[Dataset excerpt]
┌────────
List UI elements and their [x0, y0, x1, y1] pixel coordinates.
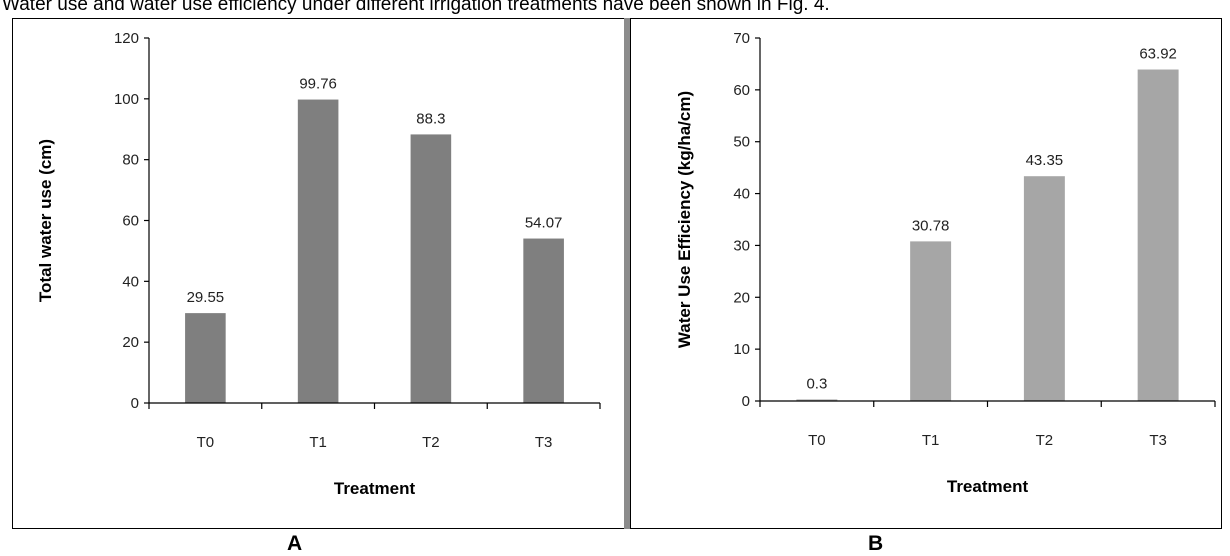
y-tick-label: 50 — [733, 134, 750, 151]
y-tick-label: 20 — [122, 334, 139, 351]
y-tick-label: 30 — [733, 237, 750, 254]
x-tick-label: T3 — [535, 434, 553, 451]
y-tick-label: 40 — [122, 273, 139, 290]
bar-value-label: 0.3 — [806, 375, 827, 392]
x-tick-label: T1 — [309, 434, 327, 451]
bar — [185, 313, 226, 403]
bar — [297, 99, 339, 404]
y-tick-label: 10 — [733, 341, 750, 358]
y-axis-title: Water Use Efficiency (kg/ha/cm) — [675, 91, 694, 348]
x-tick-label: T0 — [808, 432, 826, 449]
bar-value-label: 88.3 — [416, 110, 445, 127]
y-tick-label: 20 — [733, 289, 750, 306]
y-tick-label: 100 — [114, 91, 139, 108]
y-tick-label: 0 — [742, 393, 750, 410]
bar-value-label: 54.07 — [525, 215, 563, 232]
bar — [1137, 69, 1179, 401]
y-tick-label: 120 — [114, 30, 139, 47]
x-axis-title: Treatment — [947, 477, 1029, 496]
bar-value-label: 63.92 — [1139, 46, 1177, 63]
y-tick-label: 70 — [733, 30, 750, 47]
y-tick-label: 60 — [122, 213, 139, 230]
panel-letter-b: B — [868, 532, 884, 555]
panel-letter-a: A — [287, 532, 303, 555]
bar-value-label: 30.78 — [912, 217, 950, 234]
bar-value-label: 29.55 — [187, 289, 225, 306]
y-tick-label: 0 — [131, 395, 139, 412]
y-tick-label: 40 — [733, 186, 750, 203]
x-axis-title: Treatment — [334, 479, 416, 498]
bar — [796, 399, 838, 401]
bar-value-label: 43.35 — [1026, 152, 1064, 169]
y-tick-label: 80 — [122, 152, 139, 169]
bar — [910, 241, 952, 401]
figure-caption: Water use and water use efficiency under… — [2, 0, 830, 15]
y-tick-label: 60 — [733, 82, 750, 99]
bar-value-label: 99.76 — [299, 76, 337, 93]
y-axis-title: Total water use (cm) — [36, 139, 55, 302]
x-tick-label: T3 — [1149, 432, 1167, 449]
bar — [523, 238, 564, 403]
bar — [410, 134, 452, 403]
x-tick-label: T1 — [922, 432, 940, 449]
x-tick-label: T2 — [422, 434, 440, 451]
panel-divider — [624, 18, 630, 529]
x-tick-label: T0 — [197, 434, 215, 451]
x-tick-label: T2 — [1036, 432, 1054, 449]
bar — [1023, 176, 1065, 401]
└────────
Arrange the listing from the line with "y-tick-label: 50 — [733, 134, 750, 151]" to the line with "y-tick-label: 20 — [733, 289, 750, 306]", both included, as a Markdown table with the columns Row and Entry, skipping any blank lines.

| Row | Entry |
|---|---|
| 1 | y-tick-label: 50 — [733, 134, 750, 151] |
| 2 | y-tick-label: 20 — [122, 334, 139, 351] |
| 3 | y-tick-label: 30 — [733, 237, 750, 254] |
| 4 | x-tick-label: T3 — [535, 434, 553, 451] |
| 5 | y-tick-label: 40 — [122, 273, 139, 290] |
| 6 | bar-value-label: 0.3 — [806, 375, 827, 392] |
| 7 | x-tick-label: T1 — [309, 434, 327, 451] |
| 8 | bar — [185, 313, 226, 403] |
| 9 | bar — [297, 99, 339, 404] |
| 10 | y-tick-label: 10 — [733, 341, 750, 358] |
| 11 | y-axis-title: Water Use Efficiency (kg/ha/cm) — [675, 91, 694, 348] |
| 12 | x-tick-label: T0 — [808, 432, 826, 449] |
| 13 | bar-value-label: 88.3 — [416, 110, 445, 127] |
| 14 | y-tick-label: 20 — [733, 289, 750, 306] |